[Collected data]
▬▬▬

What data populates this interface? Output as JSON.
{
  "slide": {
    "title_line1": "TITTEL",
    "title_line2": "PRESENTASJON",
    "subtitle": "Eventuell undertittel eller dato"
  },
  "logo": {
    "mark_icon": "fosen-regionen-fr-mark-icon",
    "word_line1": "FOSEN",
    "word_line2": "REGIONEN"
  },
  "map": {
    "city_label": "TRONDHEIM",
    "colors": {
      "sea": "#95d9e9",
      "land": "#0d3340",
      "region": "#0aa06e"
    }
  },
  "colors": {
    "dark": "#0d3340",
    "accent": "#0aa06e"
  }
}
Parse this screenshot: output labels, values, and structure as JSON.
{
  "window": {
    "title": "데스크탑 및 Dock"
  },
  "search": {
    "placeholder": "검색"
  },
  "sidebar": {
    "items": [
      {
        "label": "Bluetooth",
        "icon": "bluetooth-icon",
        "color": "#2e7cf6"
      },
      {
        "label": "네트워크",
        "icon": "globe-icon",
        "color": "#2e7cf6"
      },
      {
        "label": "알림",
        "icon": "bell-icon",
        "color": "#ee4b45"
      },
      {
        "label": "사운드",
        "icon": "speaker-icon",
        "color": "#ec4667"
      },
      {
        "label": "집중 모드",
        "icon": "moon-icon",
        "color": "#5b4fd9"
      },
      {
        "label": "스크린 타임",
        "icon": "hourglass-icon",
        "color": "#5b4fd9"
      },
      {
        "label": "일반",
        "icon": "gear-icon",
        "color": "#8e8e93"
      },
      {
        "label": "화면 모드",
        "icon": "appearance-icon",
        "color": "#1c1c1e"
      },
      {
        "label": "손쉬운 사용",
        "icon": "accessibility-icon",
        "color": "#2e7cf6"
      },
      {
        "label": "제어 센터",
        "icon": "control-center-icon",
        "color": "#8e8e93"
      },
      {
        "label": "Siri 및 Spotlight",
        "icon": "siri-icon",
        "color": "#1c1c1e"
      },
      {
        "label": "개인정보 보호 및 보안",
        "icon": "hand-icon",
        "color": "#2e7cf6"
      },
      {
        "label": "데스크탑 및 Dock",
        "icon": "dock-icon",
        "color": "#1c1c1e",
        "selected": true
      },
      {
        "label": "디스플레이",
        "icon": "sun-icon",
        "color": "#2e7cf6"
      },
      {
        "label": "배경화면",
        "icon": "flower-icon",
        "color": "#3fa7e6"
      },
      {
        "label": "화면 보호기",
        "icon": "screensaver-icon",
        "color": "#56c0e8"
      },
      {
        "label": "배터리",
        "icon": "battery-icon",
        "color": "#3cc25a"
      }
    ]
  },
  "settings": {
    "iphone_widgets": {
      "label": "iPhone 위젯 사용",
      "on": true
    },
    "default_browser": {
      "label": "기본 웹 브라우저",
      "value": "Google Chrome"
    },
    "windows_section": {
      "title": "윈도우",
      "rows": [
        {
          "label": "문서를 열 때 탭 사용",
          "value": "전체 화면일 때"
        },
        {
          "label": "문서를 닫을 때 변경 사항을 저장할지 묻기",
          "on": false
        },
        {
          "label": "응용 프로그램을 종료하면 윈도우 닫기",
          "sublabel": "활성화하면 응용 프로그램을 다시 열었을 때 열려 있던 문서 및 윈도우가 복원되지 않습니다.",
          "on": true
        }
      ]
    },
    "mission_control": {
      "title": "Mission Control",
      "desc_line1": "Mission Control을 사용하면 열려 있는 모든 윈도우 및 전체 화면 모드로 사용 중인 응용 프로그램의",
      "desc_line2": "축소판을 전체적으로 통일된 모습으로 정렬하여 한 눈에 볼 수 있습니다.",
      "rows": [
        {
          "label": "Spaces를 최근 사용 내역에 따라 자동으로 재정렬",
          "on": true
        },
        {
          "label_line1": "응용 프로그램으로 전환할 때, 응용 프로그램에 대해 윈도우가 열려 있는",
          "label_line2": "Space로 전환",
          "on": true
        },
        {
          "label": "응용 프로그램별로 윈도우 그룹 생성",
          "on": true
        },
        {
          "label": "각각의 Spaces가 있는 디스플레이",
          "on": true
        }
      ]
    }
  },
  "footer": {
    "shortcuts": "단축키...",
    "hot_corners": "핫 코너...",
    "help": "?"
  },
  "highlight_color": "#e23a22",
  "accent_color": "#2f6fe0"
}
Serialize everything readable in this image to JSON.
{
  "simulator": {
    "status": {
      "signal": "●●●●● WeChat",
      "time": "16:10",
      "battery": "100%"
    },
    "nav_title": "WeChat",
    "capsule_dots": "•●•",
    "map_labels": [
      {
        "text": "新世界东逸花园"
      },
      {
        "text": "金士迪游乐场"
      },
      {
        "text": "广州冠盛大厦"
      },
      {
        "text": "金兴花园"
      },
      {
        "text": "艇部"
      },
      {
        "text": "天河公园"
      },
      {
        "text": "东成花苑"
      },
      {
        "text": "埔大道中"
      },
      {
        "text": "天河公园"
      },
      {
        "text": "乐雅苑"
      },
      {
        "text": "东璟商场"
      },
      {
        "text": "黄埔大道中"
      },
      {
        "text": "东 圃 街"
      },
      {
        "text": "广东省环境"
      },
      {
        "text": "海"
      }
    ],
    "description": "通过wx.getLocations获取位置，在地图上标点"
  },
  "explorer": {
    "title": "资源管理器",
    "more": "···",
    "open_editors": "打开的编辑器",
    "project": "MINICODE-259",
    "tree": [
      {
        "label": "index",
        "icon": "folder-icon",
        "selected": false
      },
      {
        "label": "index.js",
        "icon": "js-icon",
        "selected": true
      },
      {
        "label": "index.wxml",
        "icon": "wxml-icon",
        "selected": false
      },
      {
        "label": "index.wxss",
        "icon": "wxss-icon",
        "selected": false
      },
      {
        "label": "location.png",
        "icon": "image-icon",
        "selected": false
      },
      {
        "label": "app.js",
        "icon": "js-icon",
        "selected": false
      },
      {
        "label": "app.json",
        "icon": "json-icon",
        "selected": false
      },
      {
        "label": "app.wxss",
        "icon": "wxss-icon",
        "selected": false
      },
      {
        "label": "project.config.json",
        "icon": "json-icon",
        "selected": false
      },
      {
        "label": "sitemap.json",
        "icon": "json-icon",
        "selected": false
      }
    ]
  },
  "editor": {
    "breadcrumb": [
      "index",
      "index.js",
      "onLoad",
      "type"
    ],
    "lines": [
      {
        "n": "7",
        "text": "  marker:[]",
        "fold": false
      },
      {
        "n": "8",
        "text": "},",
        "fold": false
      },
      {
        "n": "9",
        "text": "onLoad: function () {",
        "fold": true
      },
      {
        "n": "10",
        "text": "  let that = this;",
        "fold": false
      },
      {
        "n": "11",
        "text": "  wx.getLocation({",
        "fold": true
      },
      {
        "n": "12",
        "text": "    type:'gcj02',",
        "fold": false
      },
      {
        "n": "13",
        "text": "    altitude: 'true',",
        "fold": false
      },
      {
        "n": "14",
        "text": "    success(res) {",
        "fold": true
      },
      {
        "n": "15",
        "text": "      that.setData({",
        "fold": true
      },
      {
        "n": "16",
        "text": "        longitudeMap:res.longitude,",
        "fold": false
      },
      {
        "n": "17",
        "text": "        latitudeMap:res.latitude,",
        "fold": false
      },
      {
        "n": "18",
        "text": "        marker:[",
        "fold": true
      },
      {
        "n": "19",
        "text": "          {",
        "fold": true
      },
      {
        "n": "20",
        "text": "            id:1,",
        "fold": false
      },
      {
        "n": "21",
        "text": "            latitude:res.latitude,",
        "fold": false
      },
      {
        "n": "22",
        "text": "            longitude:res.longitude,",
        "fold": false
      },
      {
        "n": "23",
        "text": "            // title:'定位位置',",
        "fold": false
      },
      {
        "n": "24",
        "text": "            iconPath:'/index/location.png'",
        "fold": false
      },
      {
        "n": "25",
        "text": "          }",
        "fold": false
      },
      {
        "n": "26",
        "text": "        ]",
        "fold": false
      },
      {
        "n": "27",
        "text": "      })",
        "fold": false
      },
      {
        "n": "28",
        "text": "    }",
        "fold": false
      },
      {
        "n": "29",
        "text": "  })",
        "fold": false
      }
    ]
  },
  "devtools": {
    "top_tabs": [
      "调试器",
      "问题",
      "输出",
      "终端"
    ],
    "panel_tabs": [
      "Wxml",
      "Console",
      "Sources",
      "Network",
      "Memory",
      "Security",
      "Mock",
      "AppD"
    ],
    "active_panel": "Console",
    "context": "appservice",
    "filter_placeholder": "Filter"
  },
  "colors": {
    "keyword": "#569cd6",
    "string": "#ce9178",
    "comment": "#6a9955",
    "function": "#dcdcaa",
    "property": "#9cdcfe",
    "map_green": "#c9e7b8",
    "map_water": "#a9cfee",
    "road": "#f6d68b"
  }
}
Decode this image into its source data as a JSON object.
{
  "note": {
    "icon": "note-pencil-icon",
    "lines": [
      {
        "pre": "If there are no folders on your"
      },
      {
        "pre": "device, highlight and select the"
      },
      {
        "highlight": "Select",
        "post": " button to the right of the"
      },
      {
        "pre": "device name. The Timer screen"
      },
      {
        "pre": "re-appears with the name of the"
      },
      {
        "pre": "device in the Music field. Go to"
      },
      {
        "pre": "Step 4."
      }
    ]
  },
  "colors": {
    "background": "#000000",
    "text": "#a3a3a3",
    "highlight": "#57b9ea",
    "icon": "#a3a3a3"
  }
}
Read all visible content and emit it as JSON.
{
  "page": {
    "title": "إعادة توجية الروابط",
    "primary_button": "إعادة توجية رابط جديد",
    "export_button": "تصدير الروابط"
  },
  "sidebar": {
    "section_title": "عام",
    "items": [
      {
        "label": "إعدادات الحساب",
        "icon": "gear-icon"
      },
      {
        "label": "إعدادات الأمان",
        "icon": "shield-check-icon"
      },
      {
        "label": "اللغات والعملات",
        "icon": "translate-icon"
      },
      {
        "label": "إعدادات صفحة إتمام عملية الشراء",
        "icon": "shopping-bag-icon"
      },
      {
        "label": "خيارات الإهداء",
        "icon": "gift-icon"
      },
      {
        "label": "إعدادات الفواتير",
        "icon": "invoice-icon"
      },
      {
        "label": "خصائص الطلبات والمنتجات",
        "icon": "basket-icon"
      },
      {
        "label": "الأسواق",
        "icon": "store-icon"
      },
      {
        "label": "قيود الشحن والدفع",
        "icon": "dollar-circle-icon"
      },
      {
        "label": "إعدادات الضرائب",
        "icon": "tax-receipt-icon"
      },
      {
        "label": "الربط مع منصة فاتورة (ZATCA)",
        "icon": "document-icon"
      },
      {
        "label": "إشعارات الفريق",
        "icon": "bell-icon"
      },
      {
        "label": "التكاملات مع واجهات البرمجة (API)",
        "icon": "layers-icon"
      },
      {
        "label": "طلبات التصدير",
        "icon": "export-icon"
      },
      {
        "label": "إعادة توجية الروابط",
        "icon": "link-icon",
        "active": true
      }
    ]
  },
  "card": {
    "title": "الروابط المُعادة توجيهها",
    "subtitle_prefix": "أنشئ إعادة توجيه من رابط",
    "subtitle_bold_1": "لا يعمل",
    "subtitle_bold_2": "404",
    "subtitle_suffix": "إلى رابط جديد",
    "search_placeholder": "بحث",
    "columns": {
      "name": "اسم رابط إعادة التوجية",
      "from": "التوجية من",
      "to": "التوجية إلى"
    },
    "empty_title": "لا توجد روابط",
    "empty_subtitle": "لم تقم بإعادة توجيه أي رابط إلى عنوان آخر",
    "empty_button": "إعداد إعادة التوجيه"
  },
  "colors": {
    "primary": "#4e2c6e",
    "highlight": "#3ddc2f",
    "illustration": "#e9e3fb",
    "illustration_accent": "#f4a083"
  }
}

▬▬▬

» SET PROBLEM
Out of the material above, gather each line where "this" appears.

» TASK RESPONSE
What data populates this interface? Output as JSON.
Parse this screenshot: output labels, values, and structure as JSON.
Serialize everything readable in this image to JSON.
        "text": "  let that = this;",
Decode this image into its source data as a JSON object.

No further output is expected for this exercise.